(Saved entries)
--- start ---

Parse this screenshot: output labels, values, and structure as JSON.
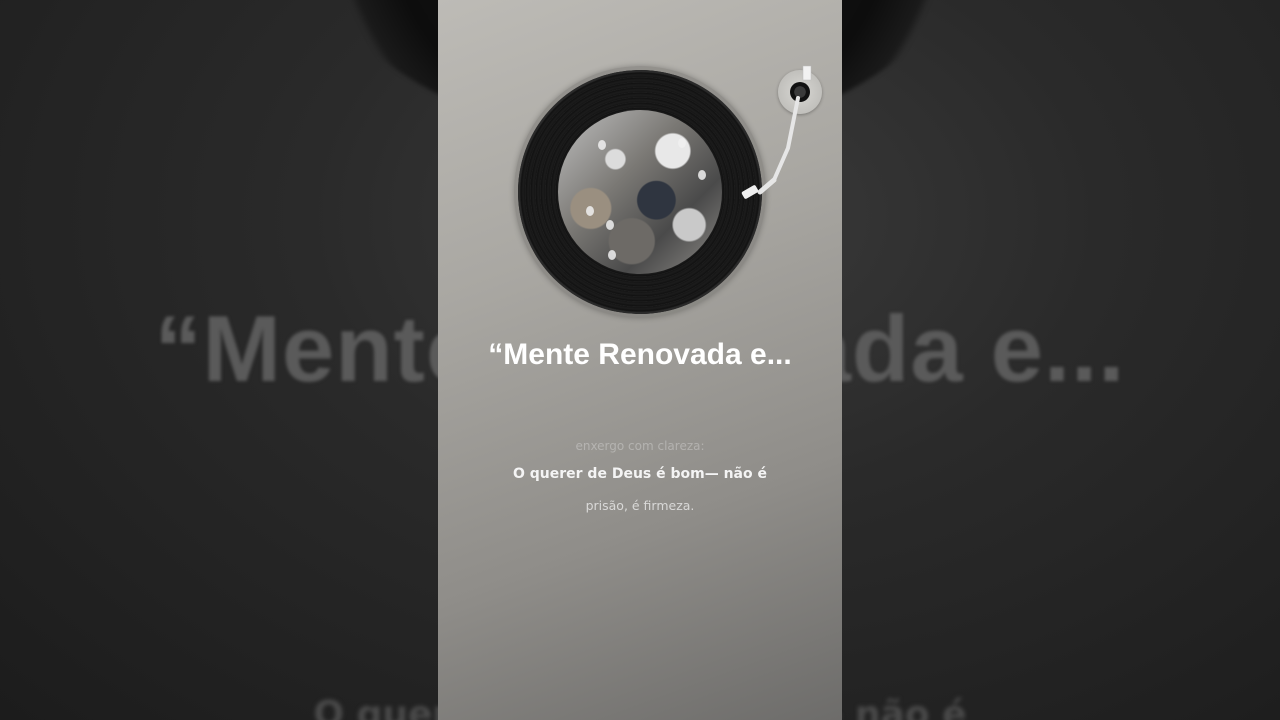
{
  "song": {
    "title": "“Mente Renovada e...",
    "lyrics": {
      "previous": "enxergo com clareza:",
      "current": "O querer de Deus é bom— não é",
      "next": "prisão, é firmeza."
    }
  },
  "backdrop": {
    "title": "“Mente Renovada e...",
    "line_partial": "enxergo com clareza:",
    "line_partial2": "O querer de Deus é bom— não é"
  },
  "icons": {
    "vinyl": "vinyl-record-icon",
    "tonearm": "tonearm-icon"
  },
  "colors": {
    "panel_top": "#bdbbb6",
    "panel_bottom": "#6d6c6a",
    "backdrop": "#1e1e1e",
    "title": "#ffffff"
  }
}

--- end ---

» WHAT YOU ARE ASKED TO DO: Omit every picture, then repeat the remaining data exactly as it appears above.

» EXERCISE RESULT:
Parse this screenshot: output labels, values, and structure as JSON.
{
  "song": {
    "title": "“Mente Renovada e...",
    "lyrics": {
      "previous": "enxergo com clareza:",
      "current": "O querer de Deus é bom— não é",
      "next": "prisão, é firmeza."
    }
  },
  "backdrop": {
    "title": "“Mente Renovada e...",
    "line_partial": "enxergo com clareza:",
    "line_partial2": "O querer de Deus é bom— não é"
  },
  "icons": {
    "vinyl": "vinyl-record-icon",
    "tonearm": "tonearm-icon"
  },
  "colors": {
    "panel_top": "#bdbbb6",
    "panel_bottom": "#6d6c6a",
    "backdrop": "#1e1e1e",
    "title": "#ffffff"
  }
}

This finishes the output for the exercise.